TASK OBJECTIVE: Every line in the listing is to be echoed verbatim.

RECORD SET:
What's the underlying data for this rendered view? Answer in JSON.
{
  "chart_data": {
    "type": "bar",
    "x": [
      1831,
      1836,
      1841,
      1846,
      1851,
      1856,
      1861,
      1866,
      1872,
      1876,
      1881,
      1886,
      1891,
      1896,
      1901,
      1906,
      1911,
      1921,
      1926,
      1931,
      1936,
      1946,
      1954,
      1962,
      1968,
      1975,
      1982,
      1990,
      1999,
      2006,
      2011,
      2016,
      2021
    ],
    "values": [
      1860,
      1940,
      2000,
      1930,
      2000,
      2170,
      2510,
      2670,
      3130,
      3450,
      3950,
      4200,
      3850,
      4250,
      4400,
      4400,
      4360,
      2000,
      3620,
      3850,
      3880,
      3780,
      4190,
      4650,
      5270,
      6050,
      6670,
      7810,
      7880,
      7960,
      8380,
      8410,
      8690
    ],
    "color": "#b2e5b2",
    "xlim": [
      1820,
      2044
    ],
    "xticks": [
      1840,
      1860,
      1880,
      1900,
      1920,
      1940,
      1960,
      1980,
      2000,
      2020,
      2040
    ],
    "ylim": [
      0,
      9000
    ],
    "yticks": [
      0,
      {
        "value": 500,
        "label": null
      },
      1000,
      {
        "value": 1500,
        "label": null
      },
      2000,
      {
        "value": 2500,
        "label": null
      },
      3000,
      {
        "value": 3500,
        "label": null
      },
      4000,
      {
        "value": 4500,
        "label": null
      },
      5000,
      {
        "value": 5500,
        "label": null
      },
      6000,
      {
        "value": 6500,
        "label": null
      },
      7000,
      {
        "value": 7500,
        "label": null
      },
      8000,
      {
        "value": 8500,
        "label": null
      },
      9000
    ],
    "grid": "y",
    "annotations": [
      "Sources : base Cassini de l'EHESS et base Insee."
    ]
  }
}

CORRECT ANSWER:
What's the underlying data for this rendered view? Answer in JSON.
{
  "chart_data": {
    "type": "bar",
    "x": [
      1831,
      1836,
      1841,
      1846,
      1851,
      1856,
      1861,
      1866,
      1872,
      1876,
      1881,
      1886,
      1891,
      1896,
      1901,
      1906,
      1911,
      1921,
      1926,
      1931,
      1936,
      1946,
      1954,
      1962,
      1968,
      1975,
      1982,
      1990,
      1999,
      2006,
      2011,
      2016,
      2021
    ],
    "values": [
      1860,
      1940,
      2000,
      1930,
      2000,
      2170,
      2510,
      2670,
      3130,
      3450,
      3950,
      4200,
      3850,
      4250,
      4400,
      4400,
      4360,
      2000,
      3620,
      3850,
      3880,
      3780,
      4190,
      4650,
      5270,
      6050,
      6670,
      7810,
      7880,
      7960,
      8380,
      8410,
      8690
    ],
    "color": "#b2e5b2",
    "xlim": [
      1820,
      2044
    ],
    "xticks": [
      1840,
      1860,
      1880,
      1900,
      1920,
      1940,
      1960,
      1980,
      2000,
      2020,
      2040
    ],
    "ylim": [
      0,
      9000
    ],
    "yticks": [
      0,
      {
        "value": 500,
        "label": null
      },
      1000,
      {
        "value": 1500,
        "label": null
      },
      2000,
      {
        "value": 2500,
        "label": null
      },
      3000,
      {
        "value": 3500,
        "label": null
      },
      4000,
      {
        "value": 4500,
        "label": null
      },
      5000,
      {
        "value": 5500,
        "label": null
      },
      6000,
      {
        "value": 6500,
        "label": null
      },
      7000,
      {
        "value": 7500,
        "label": null
      },
      8000,
      {
        "value": 8500,
        "label": null
      },
      9000
    ],
    "grid": "y",
    "annotations": [
      "Sources : base Cassini de l'EHESS et base Insee."
    ]
  }
}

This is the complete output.